EXERCISE DETAILS:
Write the data out again, character for character, with no images.

DATASET RECORDS:
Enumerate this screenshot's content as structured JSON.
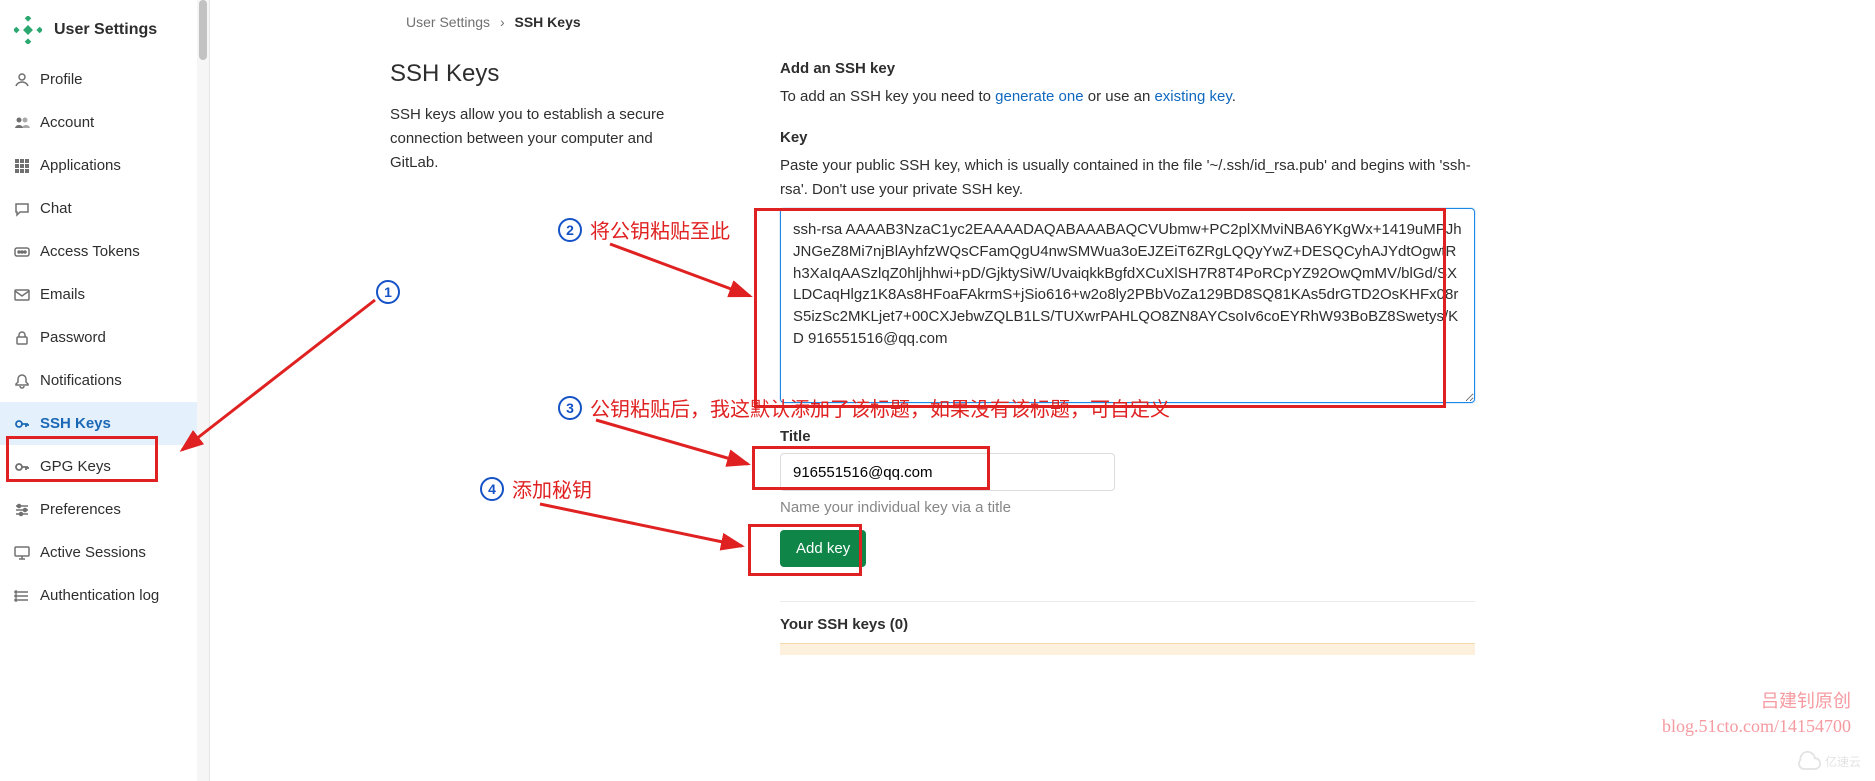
{
  "brand": {
    "title": "User Settings"
  },
  "sidebar": {
    "items": [
      {
        "label": "Profile",
        "icon": "profile-icon"
      },
      {
        "label": "Account",
        "icon": "account-icon"
      },
      {
        "label": "Applications",
        "icon": "applications-icon"
      },
      {
        "label": "Chat",
        "icon": "chat-icon"
      },
      {
        "label": "Access Tokens",
        "icon": "token-icon"
      },
      {
        "label": "Emails",
        "icon": "mail-icon"
      },
      {
        "label": "Password",
        "icon": "lock-icon"
      },
      {
        "label": "Notifications",
        "icon": "bell-icon"
      },
      {
        "label": "SSH Keys",
        "icon": "key-icon"
      },
      {
        "label": "GPG Keys",
        "icon": "key-icon"
      },
      {
        "label": "Preferences",
        "icon": "sliders-icon"
      },
      {
        "label": "Active Sessions",
        "icon": "monitor-icon"
      },
      {
        "label": "Authentication log",
        "icon": "list-icon"
      }
    ],
    "active_index": 8
  },
  "breadcrumb": {
    "root": "User Settings",
    "sep": "›",
    "current": "SSH Keys"
  },
  "main": {
    "heading": "SSH Keys",
    "desc": "SSH keys allow you to establish a secure connection between your computer and GitLab.",
    "add": {
      "heading": "Add an SSH key",
      "intro_pre": "To add an SSH key you need to ",
      "link1": "generate one",
      "intro_mid": " or use an ",
      "link2": "existing key",
      "intro_end": ".",
      "key_label": "Key",
      "key_help": "Paste your public SSH key, which is usually contained in the file '~/.ssh/id_rsa.pub' and begins with 'ssh-rsa'. Don't use your private SSH key.",
      "key_value": "ssh-rsa AAAAB3NzaC1yc2EAAAADAQABAAABAQCVUbmw+PC2plXMviNBA6YKgWx+1419uMPJhJNGeZ8Mi7njBlAyhfzWQsCFamQgU4nwSMWua3oEJZEiT6ZRgLQQyYwZ+DESQCyhAJYdtOgwtRh3XaIqAASzlqZ0hljhhwi+pD/GjktySiW/UvaiqkkBgfdXCuXlSH7R8T4PoRCpYZ92OwQmMV/blGd/SXLDCaqHlgz1K8As8HFoaFAkrmS+jSio616+w2o8ly2PBbVoZa129BD8SQ81KAs5drGTD2OsKHFx08rS5izSc2MKLjet7+00CXJebwZQLB1LS/TUXwrPAHLQO8ZN8AYCsoIv6coEYRhW93BoBZ8Swetys/KD 916551516@qq.com",
      "title_label": "Title",
      "title_value": "916551516@qq.com",
      "title_hint": "Name your individual key via a title",
      "submit_label": "Add key"
    },
    "list": {
      "heading": "Your SSH keys (0)"
    }
  },
  "annotations": {
    "c1": "1",
    "c2": "2",
    "c2_text": "将公钥粘贴至此",
    "c3": "3",
    "c3_text": "公钥粘贴后，我这默认添加了该标题，如果没有该标题，可自定义",
    "c4": "4",
    "c4_text": "添加秘钥"
  },
  "watermark": {
    "line1": "吕建钊原创",
    "line2": "blog.51cto.com/14154700",
    "logo": "亿速云"
  }
}
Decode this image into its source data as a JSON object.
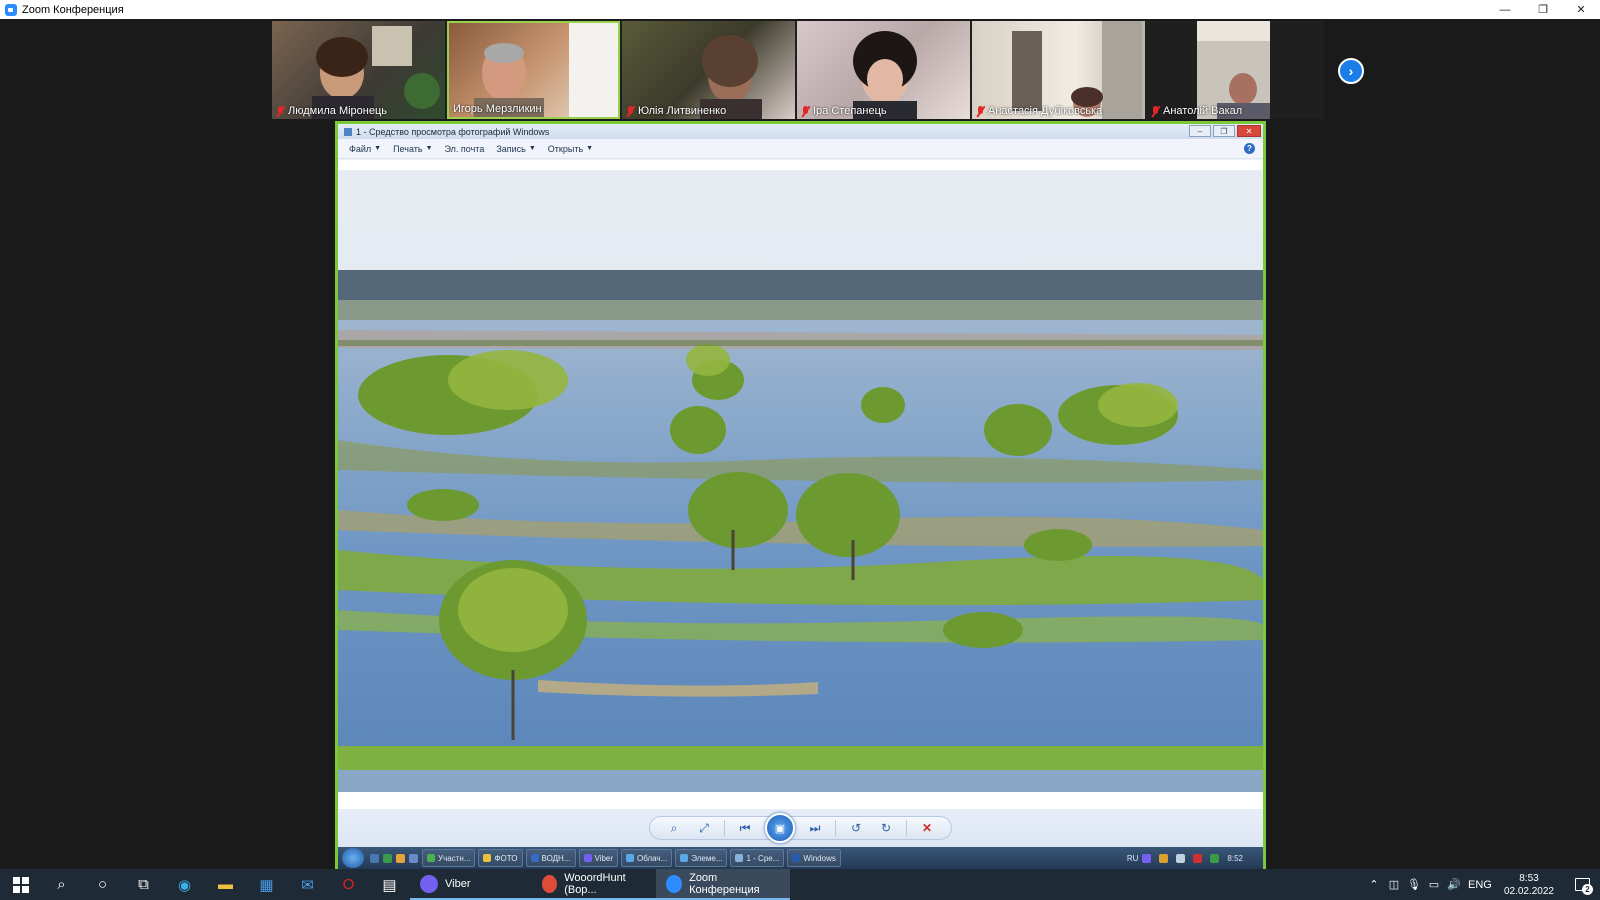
{
  "window": {
    "title": "Zoom Конференция",
    "minimize_icon": "minimize-icon",
    "restore_icon": "restore-icon",
    "close_icon": "close-icon"
  },
  "participants": [
    {
      "name": "Людмила Міронець",
      "muted": true
    },
    {
      "name": "Игорь Мерзликин",
      "muted": false
    },
    {
      "name": "Юлія Литвиненко",
      "muted": true
    },
    {
      "name": "Іра Степанець",
      "muted": true
    },
    {
      "name": "Анастасія Дубіковська",
      "muted": true
    },
    {
      "name": "Анатолій Вакал",
      "muted": true
    }
  ],
  "shared_screen": {
    "title": "1 - Средство просмотра фотографий Windows",
    "menu": [
      "Файл",
      "Печать",
      "Эл. почта",
      "Запись",
      "Открыть"
    ],
    "photo_description_icon": "landscape-photo",
    "inner_taskbar": {
      "tasks": [
        "Участн...",
        "ФОТО",
        "ВОДН...",
        "Viber",
        "Облач...",
        "Элеме...",
        "1 - Сре...",
        "Windows"
      ],
      "lang": "RU",
      "time": "8:52"
    }
  },
  "taskbar": {
    "apps": [
      {
        "label": "Viber",
        "color": "#7360f2"
      },
      {
        "label": "WooordHunt (Вор...",
        "color": "#dd4b39"
      },
      {
        "label": "Zoom Конференция",
        "color": "#2d8cff"
      }
    ],
    "lang": "ENG",
    "time": "8:53",
    "date": "02.02.2022",
    "notifications": "2"
  },
  "colors": {
    "accent_border": "#7bc93a",
    "zoom_blue": "#2d8cff"
  }
}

COMPLETE RESPONSE:
Enumerate this screenshot's content as structured JSON.
{
  "brand": {
    "title": "User Settings"
  },
  "sidebar": {
    "items": [
      {
        "label": "Profile",
        "icon": "profile-icon"
      },
      {
        "label": "Account",
        "icon": "account-icon"
      },
      {
        "label": "Applications",
        "icon": "applications-icon"
      },
      {
        "label": "Chat",
        "icon": "chat-icon"
      },
      {
        "label": "Access Tokens",
        "icon": "token-icon"
      },
      {
        "label": "Emails",
        "icon": "mail-icon"
      },
      {
        "label": "Password",
        "icon": "lock-icon"
      },
      {
        "label": "Notifications",
        "icon": "bell-icon"
      },
      {
        "label": "SSH Keys",
        "icon": "key-icon"
      },
      {
        "label": "GPG Keys",
        "icon": "key-icon"
      },
      {
        "label": "Preferences",
        "icon": "sliders-icon"
      },
      {
        "label": "Active Sessions",
        "icon": "monitor-icon"
      },
      {
        "label": "Authentication log",
        "icon": "list-icon"
      }
    ],
    "active_index": 8
  },
  "breadcrumb": {
    "root": "User Settings",
    "sep": "›",
    "current": "SSH Keys"
  },
  "main": {
    "heading": "SSH Keys",
    "desc": "SSH keys allow you to establish a secure connection between your computer and GitLab.",
    "add": {
      "heading": "Add an SSH key",
      "intro_pre": "To add an SSH key you need to ",
      "link1": "generate one",
      "intro_mid": " or use an ",
      "link2": "existing key",
      "intro_end": ".",
      "key_label": "Key",
      "key_help": "Paste your public SSH key, which is usually contained in the file '~/.ssh/id_rsa.pub' and begins with 'ssh-rsa'. Don't use your private SSH key.",
      "key_value": "ssh-rsa AAAAB3NzaC1yc2EAAAADAQABAAABAQCVUbmw+PC2plXMviNBA6YKgWx+1419uMPJhJNGeZ8Mi7njBlAyhfzWQsCFamQgU4nwSMWua3oEJZEiT6ZRgLQQyYwZ+DESQCyhAJYdtOgwtRh3XaIqAASzlqZ0hljhhwi+pD/GjktySiW/UvaiqkkBgfdXCuXlSH7R8T4PoRCpYZ92OwQmMV/blGd/SXLDCaqHlgz1K8As8HFoaFAkrmS+jSio616+w2o8ly2PBbVoZa129BD8SQ81KAs5drGTD2OsKHFx08rS5izSc2MKLjet7+00CXJebwZQLB1LS/TUXwrPAHLQO8ZN8AYCsoIv6coEYRhW93BoBZ8Swetys/KD 916551516@qq.com",
      "title_label": "Title",
      "title_value": "916551516@qq.com",
      "title_hint": "Name your individual key via a title",
      "submit_label": "Add key"
    },
    "list": {
      "heading": "Your SSH keys (0)"
    }
  },
  "annotations": {
    "c1": "1",
    "c2": "2",
    "c2_text": "将公钥粘贴至此",
    "c3": "3",
    "c3_text": "公钥粘贴后，我这默认添加了该标题，如果没有该标题，可自定义",
    "c4": "4",
    "c4_text": "添加秘钥"
  },
  "watermark": {
    "line1": "吕建钊原创",
    "line2": "blog.51cto.com/14154700",
    "logo": "亿速云"
  }
}
Decode this image into its source data as a JSON object.
{
  "window": {
    "title": "Zoom Конференция",
    "minimize_icon": "minimize-icon",
    "restore_icon": "restore-icon",
    "close_icon": "close-icon"
  },
  "participants": [
    {
      "name": "Людмила Міронець",
      "muted": true
    },
    {
      "name": "Игорь Мерзликин",
      "muted": false
    },
    {
      "name": "Юлія Литвиненко",
      "muted": true
    },
    {
      "name": "Іра Степанець",
      "muted": true
    },
    {
      "name": "Анастасія Дубіковська",
      "muted": true
    },
    {
      "name": "Анатолій Вакал",
      "muted": true
    }
  ],
  "shared_screen": {
    "title": "1 - Средство просмотра фотографий Windows",
    "menu": [
      "Файл",
      "Печать",
      "Эл. почта",
      "Запись",
      "Открыть"
    ],
    "photo_description_icon": "landscape-photo",
    "inner_taskbar": {
      "tasks": [
        "Участн...",
        "ФОТО",
        "ВОДН...",
        "Viber",
        "Облач...",
        "Элеме...",
        "1 - Сре...",
        "Windows"
      ],
      "lang": "RU",
      "time": "8:52"
    }
  },
  "taskbar": {
    "apps": [
      {
        "label": "Viber",
        "color": "#7360f2"
      },
      {
        "label": "WooordHunt (Вор...",
        "color": "#dd4b39"
      },
      {
        "label": "Zoom Конференция",
        "color": "#2d8cff"
      }
    ],
    "lang": "ENG",
    "time": "8:53",
    "date": "02.02.2022",
    "notifications": "2"
  },
  "colors": {
    "accent_border": "#7bc93a",
    "zoom_blue": "#2d8cff"
  }
}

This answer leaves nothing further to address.